* Records for this task *

------

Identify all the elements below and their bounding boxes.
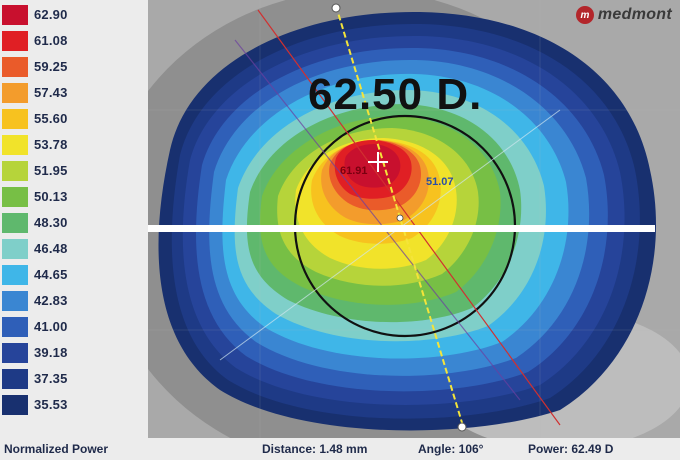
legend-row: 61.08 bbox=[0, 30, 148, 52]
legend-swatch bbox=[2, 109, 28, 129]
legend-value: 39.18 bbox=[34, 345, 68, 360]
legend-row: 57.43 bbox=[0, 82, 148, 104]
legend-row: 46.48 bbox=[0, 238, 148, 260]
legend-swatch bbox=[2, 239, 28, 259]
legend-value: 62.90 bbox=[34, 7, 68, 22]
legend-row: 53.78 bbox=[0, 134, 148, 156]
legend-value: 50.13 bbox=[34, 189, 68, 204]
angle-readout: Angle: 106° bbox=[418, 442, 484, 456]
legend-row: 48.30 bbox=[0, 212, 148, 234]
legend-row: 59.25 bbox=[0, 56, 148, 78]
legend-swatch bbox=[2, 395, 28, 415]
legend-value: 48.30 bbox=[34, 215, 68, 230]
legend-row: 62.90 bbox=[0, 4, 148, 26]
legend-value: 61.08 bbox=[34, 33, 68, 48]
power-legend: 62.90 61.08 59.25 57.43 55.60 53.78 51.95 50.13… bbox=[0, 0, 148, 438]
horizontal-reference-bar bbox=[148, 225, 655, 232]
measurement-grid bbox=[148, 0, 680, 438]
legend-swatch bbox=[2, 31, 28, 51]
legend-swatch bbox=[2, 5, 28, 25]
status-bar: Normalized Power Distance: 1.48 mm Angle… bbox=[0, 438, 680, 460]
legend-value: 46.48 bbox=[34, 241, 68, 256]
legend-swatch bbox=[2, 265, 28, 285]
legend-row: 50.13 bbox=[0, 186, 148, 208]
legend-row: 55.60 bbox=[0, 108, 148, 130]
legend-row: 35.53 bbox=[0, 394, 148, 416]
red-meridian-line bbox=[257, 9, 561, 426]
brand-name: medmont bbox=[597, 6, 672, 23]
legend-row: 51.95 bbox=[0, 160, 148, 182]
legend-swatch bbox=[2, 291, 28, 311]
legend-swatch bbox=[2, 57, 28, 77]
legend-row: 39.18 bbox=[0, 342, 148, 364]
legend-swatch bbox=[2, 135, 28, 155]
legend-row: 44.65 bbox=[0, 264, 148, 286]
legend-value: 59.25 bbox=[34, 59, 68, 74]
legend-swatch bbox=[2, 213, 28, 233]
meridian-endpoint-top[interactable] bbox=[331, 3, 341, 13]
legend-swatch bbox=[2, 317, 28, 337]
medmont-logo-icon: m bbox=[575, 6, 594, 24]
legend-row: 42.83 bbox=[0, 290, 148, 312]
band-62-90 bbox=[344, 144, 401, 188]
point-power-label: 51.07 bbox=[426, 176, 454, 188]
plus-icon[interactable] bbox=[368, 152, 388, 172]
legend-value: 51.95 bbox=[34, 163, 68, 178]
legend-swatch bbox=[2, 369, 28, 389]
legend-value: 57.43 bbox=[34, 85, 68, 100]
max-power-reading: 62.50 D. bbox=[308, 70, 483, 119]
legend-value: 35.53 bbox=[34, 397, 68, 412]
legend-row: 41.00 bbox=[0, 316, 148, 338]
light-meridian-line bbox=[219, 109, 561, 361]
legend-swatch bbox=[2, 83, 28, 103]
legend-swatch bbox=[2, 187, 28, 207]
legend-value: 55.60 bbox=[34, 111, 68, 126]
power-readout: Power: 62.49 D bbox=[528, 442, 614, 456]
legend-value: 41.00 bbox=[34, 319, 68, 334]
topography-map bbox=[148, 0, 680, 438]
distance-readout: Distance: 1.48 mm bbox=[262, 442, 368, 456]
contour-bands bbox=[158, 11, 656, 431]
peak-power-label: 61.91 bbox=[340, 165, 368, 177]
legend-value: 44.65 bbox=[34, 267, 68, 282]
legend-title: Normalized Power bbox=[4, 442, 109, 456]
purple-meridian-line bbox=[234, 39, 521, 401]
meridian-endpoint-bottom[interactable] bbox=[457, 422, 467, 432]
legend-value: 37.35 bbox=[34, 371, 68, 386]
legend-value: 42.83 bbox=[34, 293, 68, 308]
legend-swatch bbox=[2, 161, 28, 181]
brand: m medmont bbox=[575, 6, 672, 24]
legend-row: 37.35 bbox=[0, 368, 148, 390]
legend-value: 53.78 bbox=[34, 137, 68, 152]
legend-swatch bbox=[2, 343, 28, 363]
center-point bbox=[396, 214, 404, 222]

------

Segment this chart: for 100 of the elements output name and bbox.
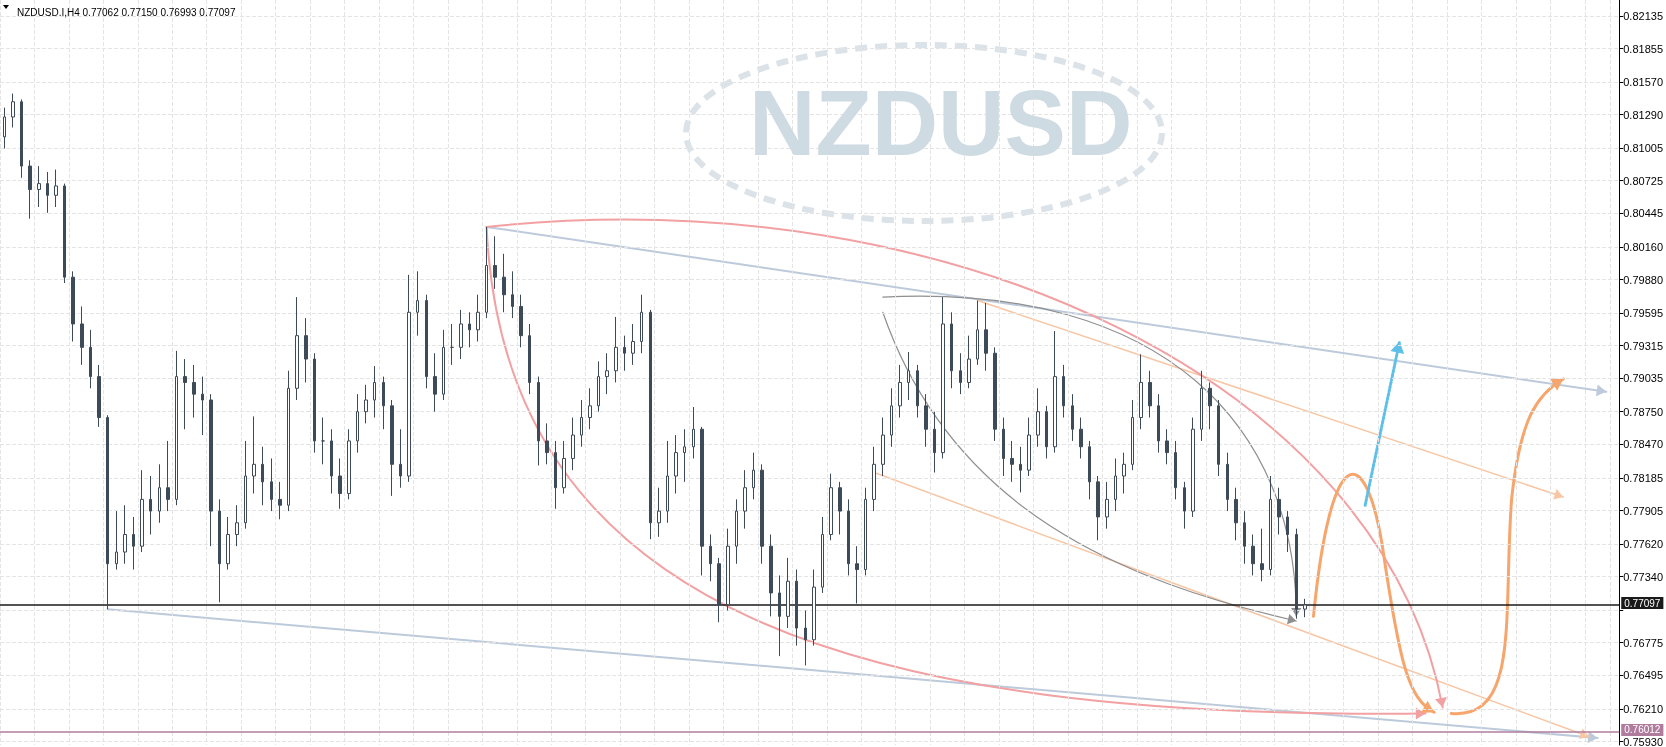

------

* Description of the task *
Copy the listing lines from the line with "Identify all the" up to and including the line with "legend-row: 55.60 bbox=[0, 108, 148, 130]", and leave out the pictures.

* Result below *
Identify all the elements below and their bounding boxes.
legend-row: 61.08 bbox=[0, 30, 148, 52]
legend-swatch bbox=[2, 109, 28, 129]
legend-value: 39.18 bbox=[34, 345, 68, 360]
legend-row: 57.43 bbox=[0, 82, 148, 104]
legend-row: 46.48 bbox=[0, 238, 148, 260]
legend-swatch bbox=[2, 239, 28, 259]
legend-value: 62.90 bbox=[34, 7, 68, 22]
legend-row: 53.78 bbox=[0, 134, 148, 156]
legend-value: 50.13 bbox=[34, 189, 68, 204]
angle-readout: Angle: 106° bbox=[418, 442, 484, 456]
legend-row: 48.30 bbox=[0, 212, 148, 234]
legend-row: 59.25 bbox=[0, 56, 148, 78]
legend-swatch bbox=[2, 395, 28, 415]
legend-value: 48.30 bbox=[34, 215, 68, 230]
legend-row: 62.90 bbox=[0, 4, 148, 26]
legend-value: 61.08 bbox=[34, 33, 68, 48]
power-legend: 62.90 61.08 59.25 57.43 55.60 53.78 51.95 50.13… bbox=[0, 0, 148, 438]
horizontal-reference-bar bbox=[148, 225, 655, 232]
measurement-grid bbox=[148, 0, 680, 438]
legend-swatch bbox=[2, 31, 28, 51]
legend-swatch bbox=[2, 5, 28, 25]
status-bar: Normalized Power Distance: 1.48 mm Angle… bbox=[0, 438, 680, 460]
legend-value: 46.48 bbox=[34, 241, 68, 256]
legend-swatch bbox=[2, 265, 28, 285]
legend-row: 50.13 bbox=[0, 186, 148, 208]
legend-row: 55.60 bbox=[0, 108, 148, 130]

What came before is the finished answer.